Data records
▼▼▼

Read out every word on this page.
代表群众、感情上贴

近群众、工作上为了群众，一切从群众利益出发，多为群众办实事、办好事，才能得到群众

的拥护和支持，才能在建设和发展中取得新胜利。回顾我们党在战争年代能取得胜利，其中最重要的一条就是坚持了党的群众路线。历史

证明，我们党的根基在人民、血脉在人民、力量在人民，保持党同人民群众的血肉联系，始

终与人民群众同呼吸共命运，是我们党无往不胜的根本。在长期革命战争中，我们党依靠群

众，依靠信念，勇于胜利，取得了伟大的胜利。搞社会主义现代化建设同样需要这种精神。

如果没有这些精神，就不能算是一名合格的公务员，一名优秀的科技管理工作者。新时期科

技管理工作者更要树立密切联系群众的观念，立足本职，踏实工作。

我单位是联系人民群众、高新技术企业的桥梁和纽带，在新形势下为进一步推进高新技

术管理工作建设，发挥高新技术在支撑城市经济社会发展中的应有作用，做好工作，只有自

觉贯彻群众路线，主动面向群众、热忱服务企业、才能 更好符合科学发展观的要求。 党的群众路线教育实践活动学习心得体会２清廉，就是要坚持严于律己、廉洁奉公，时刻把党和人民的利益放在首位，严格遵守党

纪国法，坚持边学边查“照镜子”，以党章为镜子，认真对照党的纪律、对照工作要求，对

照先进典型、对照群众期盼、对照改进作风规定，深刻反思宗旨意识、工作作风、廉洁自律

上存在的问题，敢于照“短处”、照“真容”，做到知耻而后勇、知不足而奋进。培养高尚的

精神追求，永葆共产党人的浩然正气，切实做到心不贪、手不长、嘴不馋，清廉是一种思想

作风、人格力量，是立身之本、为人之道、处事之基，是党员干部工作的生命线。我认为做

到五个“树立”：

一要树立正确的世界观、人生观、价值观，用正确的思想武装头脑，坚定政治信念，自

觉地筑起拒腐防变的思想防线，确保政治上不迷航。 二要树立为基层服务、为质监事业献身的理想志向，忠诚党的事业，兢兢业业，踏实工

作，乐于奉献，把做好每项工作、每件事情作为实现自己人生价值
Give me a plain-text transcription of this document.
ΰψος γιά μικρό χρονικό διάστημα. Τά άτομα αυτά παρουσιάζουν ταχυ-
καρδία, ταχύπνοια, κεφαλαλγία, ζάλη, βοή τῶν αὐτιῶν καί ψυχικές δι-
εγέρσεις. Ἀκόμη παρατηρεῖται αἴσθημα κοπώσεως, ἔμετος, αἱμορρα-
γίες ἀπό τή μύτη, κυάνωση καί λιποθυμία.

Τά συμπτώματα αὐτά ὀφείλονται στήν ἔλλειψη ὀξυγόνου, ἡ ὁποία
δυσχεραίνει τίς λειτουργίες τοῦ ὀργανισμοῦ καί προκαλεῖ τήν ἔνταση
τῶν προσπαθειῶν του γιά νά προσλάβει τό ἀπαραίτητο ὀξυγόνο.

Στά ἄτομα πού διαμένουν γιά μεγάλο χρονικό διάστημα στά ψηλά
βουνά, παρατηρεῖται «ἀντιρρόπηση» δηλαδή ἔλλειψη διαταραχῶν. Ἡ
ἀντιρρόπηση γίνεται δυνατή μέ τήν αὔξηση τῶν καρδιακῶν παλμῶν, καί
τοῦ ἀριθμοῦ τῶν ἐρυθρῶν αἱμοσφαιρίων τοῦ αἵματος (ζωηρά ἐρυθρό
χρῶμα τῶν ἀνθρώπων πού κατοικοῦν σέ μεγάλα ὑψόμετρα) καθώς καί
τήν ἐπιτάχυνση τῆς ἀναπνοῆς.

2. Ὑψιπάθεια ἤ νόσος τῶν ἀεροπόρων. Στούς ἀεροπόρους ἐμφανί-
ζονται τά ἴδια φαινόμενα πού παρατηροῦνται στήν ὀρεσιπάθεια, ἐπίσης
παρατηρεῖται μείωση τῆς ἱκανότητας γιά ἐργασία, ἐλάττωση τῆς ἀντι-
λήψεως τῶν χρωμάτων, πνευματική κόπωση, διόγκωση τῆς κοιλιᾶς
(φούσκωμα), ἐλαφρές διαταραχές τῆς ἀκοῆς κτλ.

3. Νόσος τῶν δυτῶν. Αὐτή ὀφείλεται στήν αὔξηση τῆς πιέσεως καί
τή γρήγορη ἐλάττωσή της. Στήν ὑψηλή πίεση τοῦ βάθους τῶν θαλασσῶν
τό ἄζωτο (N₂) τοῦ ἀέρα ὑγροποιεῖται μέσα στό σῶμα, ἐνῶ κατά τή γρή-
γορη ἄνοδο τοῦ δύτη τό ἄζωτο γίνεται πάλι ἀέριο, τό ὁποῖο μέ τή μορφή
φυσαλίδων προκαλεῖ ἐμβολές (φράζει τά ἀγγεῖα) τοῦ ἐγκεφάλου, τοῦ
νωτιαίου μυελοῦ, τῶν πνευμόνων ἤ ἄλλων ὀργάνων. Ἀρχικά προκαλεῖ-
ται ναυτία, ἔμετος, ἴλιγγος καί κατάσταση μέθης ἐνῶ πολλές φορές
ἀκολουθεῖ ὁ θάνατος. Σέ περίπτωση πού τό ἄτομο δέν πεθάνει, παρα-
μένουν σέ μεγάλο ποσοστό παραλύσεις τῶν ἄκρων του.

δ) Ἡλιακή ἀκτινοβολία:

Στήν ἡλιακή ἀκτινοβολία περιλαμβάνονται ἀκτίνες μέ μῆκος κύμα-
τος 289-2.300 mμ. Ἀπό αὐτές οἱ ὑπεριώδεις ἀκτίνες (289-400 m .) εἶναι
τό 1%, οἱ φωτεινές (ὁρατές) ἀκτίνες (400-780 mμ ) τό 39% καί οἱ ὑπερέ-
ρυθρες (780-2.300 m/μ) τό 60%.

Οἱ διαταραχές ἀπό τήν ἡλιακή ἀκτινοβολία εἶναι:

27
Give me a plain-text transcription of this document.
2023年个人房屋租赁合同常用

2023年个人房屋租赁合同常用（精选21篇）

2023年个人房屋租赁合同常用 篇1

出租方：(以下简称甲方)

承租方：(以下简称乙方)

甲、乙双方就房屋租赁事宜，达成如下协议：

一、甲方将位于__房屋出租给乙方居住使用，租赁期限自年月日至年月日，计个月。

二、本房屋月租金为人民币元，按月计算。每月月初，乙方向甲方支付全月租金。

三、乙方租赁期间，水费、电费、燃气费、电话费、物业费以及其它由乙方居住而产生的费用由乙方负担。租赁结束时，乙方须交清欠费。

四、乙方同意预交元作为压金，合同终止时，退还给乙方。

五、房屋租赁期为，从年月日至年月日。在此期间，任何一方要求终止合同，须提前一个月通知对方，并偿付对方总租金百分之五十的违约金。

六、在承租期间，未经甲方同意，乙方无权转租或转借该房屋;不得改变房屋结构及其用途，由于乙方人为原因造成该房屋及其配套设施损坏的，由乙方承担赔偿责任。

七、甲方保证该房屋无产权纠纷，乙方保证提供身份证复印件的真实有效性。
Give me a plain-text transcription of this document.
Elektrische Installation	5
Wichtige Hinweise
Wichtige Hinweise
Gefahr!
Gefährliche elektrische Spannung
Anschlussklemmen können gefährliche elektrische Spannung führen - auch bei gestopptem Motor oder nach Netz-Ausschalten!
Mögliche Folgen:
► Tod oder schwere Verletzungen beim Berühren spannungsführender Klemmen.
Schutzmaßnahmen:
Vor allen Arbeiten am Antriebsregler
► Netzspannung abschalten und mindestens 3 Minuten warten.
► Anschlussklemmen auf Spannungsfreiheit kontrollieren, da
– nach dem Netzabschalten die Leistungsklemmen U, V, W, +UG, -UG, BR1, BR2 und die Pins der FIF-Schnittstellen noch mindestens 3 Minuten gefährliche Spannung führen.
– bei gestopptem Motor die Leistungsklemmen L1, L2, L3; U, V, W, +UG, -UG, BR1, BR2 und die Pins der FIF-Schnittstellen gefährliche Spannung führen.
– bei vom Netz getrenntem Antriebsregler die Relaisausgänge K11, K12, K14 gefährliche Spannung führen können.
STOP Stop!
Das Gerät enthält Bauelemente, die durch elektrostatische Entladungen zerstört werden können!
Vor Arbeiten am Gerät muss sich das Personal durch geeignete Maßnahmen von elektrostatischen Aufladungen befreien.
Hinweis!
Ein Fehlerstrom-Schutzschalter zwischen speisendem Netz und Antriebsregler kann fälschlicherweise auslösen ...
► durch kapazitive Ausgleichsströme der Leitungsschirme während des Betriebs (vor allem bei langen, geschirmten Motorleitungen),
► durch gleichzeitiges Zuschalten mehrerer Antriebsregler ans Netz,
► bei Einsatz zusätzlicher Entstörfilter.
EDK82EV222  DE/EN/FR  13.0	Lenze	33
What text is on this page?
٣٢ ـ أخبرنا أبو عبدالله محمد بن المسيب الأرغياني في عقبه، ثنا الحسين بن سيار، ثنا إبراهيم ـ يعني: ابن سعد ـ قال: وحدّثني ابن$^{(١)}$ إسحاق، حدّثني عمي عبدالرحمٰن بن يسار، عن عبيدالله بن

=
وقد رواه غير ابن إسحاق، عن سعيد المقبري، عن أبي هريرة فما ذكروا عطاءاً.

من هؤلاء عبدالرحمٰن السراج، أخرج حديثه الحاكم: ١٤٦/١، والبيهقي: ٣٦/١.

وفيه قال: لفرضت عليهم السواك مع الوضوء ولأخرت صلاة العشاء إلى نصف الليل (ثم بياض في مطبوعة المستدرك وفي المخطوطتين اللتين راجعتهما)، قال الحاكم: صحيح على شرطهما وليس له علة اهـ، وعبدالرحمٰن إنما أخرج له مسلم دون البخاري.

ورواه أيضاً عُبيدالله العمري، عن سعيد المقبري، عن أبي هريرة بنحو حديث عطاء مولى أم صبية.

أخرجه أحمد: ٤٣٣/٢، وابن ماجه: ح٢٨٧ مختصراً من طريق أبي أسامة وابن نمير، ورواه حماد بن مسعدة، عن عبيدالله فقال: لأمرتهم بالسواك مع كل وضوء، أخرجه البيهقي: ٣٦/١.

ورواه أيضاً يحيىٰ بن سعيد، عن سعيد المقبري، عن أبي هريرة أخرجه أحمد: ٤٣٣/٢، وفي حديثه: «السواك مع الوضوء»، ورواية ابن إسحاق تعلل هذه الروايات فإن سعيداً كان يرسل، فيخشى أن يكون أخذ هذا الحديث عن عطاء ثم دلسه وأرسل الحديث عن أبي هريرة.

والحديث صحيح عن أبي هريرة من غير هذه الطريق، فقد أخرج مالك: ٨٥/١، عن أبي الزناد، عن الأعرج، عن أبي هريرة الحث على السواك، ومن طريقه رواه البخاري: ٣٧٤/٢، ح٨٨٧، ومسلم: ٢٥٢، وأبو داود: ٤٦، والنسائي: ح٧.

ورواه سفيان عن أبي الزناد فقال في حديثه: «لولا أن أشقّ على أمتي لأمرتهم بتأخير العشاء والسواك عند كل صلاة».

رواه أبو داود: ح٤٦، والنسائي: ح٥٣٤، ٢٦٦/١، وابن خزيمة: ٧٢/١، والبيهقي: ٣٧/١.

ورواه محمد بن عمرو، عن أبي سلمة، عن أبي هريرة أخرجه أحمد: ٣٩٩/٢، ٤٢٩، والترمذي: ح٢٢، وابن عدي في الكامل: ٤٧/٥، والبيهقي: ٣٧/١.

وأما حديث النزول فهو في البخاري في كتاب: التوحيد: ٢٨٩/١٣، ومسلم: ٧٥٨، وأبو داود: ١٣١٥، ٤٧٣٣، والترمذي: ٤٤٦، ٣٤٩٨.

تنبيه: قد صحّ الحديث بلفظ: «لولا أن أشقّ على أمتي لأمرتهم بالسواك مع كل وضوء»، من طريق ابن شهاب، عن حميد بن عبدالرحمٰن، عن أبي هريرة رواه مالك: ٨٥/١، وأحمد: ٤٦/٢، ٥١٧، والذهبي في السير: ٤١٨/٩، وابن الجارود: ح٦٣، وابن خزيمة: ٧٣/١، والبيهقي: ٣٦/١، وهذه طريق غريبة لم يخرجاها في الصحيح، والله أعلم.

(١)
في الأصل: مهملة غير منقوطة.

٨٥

▲▲▲

■ DIRECTIVE: From the entries, copy out each line containing the word "ἀκτίνες".

■ RESPONSE:
Στήν ἡλιακή ἀκτινοβολία περιλαμβάνονται ἀκτίνες μέ μῆκος κύμα-
τος 289-2.300 mμ. Ἀπό αὐτές οἱ ὑπεριώδεις ἀκτίνες (289-400 m .) εἶναι
τό 1%, οἱ φωτεινές (ὁρατές) ἀκτίνες (400-780 mμ ) τό 39% καί οἱ ὑπερέ-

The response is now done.